→ **AIM**
Extract each line holding the word "foydalanish" from the entries.

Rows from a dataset
··········

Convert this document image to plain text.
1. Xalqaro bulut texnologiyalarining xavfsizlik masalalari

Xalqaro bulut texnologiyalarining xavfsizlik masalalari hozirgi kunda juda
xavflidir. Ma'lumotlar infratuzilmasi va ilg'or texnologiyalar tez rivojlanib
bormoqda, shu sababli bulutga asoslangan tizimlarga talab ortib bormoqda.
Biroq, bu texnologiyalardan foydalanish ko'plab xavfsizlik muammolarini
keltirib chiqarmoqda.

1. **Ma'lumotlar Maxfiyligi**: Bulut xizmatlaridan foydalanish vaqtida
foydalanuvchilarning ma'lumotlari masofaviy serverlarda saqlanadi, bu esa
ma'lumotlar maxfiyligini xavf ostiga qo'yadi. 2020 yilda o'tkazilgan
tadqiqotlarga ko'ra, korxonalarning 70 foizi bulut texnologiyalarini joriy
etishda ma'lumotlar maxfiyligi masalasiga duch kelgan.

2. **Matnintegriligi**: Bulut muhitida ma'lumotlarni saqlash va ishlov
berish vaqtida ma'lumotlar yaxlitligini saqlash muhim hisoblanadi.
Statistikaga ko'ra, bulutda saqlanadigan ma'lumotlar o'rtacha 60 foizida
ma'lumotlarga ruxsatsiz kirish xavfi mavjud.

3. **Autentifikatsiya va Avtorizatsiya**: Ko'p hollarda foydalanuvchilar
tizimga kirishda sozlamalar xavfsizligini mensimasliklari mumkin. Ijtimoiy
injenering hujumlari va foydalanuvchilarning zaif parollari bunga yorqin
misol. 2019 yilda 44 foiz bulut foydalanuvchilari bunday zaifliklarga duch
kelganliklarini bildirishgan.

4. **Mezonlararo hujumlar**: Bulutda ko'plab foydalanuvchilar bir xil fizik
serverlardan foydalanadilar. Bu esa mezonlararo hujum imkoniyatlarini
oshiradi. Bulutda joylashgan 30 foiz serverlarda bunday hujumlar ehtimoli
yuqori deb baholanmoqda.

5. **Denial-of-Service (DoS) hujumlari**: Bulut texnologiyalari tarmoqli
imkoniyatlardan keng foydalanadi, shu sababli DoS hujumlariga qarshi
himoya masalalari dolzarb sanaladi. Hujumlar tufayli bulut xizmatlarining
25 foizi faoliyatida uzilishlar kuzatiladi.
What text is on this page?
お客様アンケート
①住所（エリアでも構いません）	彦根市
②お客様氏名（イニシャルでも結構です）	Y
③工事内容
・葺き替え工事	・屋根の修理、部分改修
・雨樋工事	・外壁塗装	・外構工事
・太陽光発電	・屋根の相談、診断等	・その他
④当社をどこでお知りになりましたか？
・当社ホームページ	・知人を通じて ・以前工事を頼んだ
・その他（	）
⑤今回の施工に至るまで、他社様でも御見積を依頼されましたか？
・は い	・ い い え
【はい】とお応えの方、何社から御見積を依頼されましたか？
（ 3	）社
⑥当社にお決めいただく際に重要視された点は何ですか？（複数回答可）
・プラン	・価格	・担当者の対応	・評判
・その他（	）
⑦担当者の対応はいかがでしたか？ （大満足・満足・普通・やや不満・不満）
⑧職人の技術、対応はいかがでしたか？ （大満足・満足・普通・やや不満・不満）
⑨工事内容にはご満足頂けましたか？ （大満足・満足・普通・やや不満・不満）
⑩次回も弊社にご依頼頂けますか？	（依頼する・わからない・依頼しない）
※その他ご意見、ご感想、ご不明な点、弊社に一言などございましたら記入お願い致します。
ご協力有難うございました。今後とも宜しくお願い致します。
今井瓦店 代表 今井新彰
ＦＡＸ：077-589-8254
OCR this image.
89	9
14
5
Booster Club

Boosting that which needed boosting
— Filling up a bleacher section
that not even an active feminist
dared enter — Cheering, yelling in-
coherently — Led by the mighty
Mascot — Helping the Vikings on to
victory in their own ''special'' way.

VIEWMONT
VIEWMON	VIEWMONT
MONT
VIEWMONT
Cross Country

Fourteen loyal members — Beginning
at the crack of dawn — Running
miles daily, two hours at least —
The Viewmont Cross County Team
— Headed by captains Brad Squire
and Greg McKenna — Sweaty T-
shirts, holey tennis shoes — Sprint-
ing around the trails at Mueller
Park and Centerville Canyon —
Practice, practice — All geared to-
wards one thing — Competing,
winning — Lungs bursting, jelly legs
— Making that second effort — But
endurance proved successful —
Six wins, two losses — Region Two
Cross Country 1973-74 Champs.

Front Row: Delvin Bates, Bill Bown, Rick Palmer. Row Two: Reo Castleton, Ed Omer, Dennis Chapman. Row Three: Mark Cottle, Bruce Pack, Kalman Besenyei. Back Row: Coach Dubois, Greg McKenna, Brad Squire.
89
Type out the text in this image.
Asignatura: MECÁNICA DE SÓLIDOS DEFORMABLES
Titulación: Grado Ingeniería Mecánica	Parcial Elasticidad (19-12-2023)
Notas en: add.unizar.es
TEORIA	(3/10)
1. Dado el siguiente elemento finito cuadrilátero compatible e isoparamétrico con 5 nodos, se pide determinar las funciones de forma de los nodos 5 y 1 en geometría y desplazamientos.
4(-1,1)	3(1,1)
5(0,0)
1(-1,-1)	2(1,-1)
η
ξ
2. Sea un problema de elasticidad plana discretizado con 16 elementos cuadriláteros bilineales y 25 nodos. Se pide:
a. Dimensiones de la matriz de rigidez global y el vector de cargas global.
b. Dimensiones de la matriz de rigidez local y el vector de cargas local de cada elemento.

··········

→ **RESULT OF THIS TASK**
Biroq, bu texnologiyalardan foydalanish ko'plab xavfsizlik muammolarini
1. **Ma'lumotlar Maxfiyligi**: Bulut xizmatlaridan foydalanish vaqtida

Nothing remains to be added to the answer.